— Start of GIVEN RECORDS —

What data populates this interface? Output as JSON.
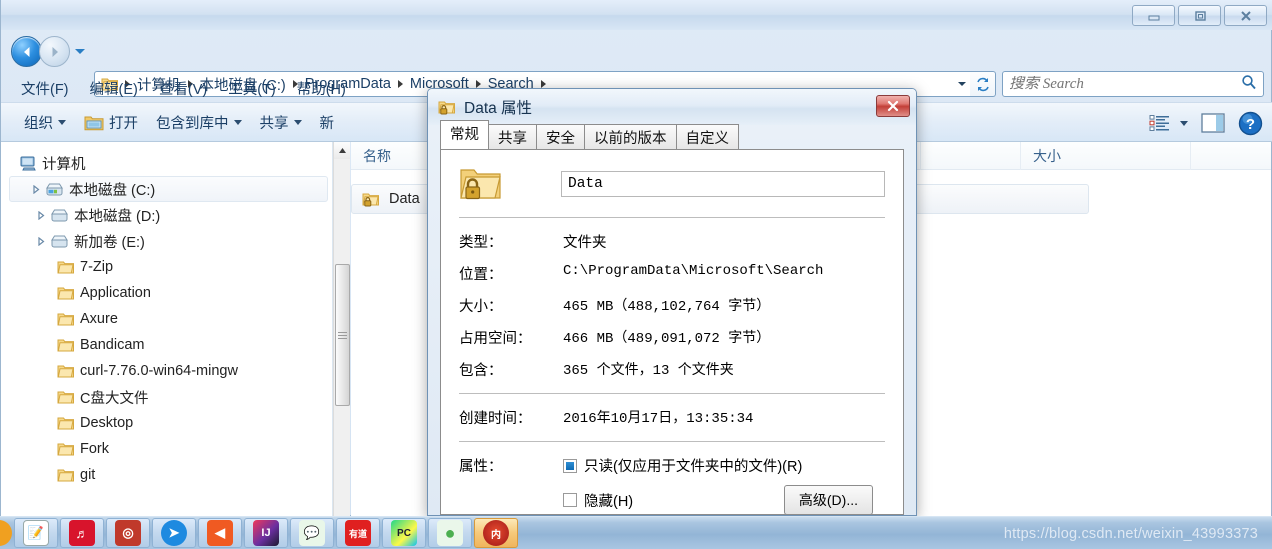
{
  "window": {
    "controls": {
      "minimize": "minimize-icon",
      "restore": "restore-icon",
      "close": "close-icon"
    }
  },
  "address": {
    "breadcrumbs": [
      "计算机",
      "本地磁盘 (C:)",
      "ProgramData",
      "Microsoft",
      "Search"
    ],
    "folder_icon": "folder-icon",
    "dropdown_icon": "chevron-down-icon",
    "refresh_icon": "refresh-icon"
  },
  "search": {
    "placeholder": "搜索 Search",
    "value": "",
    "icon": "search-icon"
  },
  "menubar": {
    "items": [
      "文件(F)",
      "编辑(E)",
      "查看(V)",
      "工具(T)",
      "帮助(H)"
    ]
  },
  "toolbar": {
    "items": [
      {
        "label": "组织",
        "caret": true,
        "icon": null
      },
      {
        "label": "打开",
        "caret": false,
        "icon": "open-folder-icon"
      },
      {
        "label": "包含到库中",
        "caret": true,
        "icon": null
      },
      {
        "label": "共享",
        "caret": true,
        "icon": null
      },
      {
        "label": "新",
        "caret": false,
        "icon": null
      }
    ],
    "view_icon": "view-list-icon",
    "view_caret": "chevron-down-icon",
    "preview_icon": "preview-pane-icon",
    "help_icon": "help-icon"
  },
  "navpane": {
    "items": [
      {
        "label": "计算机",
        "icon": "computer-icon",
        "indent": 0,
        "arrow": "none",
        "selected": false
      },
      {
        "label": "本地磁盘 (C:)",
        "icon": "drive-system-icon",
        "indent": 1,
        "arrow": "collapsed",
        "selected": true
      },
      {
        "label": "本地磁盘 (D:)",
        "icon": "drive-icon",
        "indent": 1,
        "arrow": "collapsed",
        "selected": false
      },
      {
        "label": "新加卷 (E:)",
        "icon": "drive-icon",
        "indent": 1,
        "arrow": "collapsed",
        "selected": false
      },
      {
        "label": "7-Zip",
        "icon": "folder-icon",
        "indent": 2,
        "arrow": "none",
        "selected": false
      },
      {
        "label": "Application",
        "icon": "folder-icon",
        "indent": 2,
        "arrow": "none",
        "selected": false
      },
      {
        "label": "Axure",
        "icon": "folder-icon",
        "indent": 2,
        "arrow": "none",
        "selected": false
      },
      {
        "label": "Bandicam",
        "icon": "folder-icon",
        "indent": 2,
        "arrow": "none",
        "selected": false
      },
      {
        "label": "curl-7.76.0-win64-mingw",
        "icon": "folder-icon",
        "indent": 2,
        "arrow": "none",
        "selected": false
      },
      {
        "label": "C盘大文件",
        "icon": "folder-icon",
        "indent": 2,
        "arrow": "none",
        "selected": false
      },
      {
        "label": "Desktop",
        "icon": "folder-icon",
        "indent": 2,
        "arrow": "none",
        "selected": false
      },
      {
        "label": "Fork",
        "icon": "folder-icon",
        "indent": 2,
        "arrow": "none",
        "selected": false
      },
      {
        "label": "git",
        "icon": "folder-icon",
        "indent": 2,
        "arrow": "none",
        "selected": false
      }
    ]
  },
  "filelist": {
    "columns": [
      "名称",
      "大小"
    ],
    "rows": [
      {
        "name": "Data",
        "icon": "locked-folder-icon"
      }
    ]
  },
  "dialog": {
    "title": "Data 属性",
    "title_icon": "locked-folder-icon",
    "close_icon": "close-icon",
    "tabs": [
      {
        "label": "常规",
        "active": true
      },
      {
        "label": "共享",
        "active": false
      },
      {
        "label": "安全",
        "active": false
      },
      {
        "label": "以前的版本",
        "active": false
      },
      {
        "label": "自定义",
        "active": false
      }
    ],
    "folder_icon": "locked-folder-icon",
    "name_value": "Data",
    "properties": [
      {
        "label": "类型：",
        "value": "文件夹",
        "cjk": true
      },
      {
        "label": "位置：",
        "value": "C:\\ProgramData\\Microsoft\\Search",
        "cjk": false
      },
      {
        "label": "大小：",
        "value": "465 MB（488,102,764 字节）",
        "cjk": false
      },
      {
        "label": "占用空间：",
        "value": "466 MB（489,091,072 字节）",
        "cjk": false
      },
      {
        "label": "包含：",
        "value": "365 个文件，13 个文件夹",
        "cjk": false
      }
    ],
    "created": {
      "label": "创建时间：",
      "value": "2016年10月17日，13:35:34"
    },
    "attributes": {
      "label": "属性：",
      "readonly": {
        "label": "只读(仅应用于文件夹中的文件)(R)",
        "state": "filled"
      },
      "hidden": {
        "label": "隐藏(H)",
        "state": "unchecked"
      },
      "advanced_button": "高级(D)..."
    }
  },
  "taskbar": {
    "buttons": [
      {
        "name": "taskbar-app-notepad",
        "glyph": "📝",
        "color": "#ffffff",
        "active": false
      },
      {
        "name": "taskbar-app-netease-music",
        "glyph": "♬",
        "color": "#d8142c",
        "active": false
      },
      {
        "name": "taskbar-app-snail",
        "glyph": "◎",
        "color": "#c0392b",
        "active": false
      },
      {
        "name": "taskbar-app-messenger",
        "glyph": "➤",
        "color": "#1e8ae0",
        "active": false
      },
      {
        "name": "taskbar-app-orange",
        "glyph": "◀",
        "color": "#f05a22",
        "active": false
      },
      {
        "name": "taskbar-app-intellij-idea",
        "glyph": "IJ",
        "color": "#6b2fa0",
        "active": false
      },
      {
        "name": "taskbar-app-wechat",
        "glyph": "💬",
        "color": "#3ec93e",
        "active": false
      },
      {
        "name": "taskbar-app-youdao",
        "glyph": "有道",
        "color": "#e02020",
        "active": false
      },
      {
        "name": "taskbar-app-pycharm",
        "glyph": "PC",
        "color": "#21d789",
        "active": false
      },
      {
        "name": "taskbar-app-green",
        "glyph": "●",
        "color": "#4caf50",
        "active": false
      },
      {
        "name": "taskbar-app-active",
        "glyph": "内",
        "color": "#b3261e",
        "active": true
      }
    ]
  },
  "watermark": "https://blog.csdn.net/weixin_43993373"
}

— End of GIVEN RECORDS —
— Start of GIVEN RECORDS —

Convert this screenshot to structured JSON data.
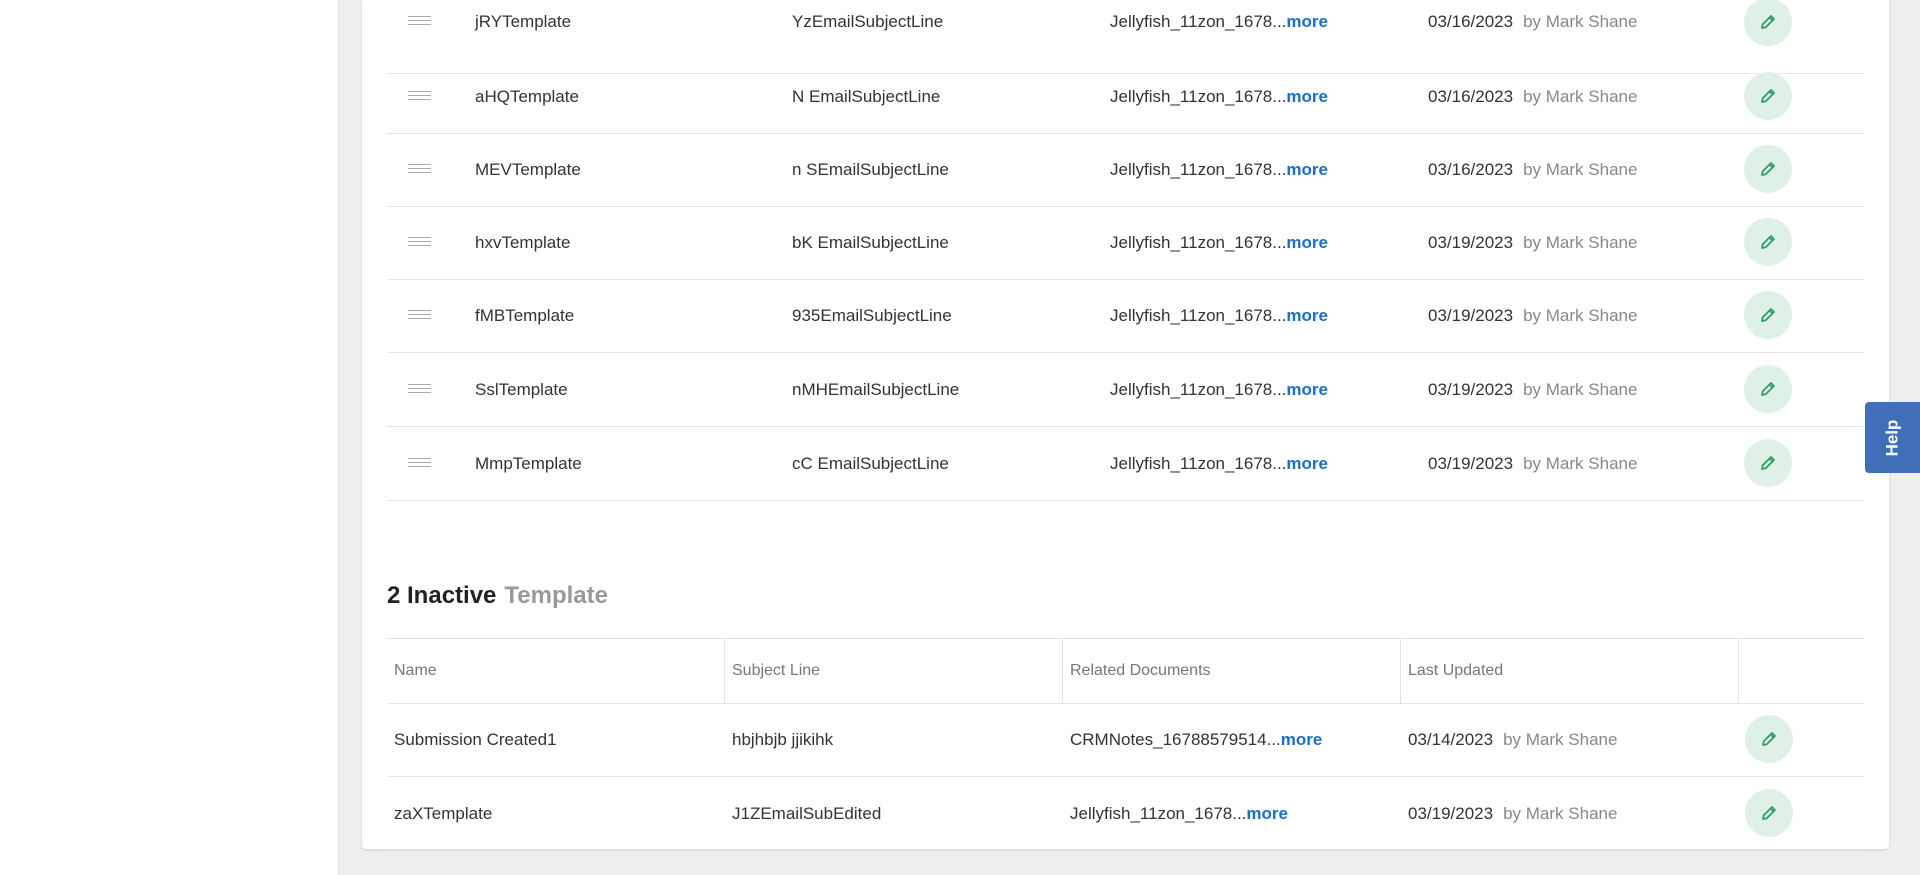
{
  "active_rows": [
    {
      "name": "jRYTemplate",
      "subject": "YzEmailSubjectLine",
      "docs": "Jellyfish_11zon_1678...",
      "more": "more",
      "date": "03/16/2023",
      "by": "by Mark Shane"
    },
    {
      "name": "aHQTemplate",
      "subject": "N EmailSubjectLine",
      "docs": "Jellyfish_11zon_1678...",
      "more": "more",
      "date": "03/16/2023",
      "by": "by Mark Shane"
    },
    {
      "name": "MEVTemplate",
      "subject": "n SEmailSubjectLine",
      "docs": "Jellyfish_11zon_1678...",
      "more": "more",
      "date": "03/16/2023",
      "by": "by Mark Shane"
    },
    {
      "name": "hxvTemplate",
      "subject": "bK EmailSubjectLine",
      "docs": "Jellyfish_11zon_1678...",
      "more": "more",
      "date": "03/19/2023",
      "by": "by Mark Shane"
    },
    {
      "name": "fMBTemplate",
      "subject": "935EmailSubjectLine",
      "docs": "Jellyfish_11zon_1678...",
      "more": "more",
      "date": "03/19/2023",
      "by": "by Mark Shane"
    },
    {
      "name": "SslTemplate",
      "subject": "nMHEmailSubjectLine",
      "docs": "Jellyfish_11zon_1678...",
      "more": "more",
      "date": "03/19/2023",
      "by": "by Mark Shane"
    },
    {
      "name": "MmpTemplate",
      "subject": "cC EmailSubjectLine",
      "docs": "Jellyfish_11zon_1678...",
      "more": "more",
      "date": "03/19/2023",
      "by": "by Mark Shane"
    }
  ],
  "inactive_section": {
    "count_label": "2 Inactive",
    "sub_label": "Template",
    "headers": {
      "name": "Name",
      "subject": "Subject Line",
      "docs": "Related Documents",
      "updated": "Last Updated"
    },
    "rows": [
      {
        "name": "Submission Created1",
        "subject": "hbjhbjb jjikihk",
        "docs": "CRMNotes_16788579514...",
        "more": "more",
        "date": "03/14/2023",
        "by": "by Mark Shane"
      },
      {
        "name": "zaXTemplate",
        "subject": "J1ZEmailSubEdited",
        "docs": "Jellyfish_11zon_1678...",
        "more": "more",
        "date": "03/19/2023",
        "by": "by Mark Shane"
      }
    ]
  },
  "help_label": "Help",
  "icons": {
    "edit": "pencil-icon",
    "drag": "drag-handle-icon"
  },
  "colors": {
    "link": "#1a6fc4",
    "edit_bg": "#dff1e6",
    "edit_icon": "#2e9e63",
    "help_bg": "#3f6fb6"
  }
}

— End of GIVEN RECORDS —

→ **OBJECTIVE**
Show every line of the records above that contains the word "JSON".

→ **CORRECT OUTPUT**
What data populates this interface? Output as JSON.
Convert this screenshot to structured JSON data.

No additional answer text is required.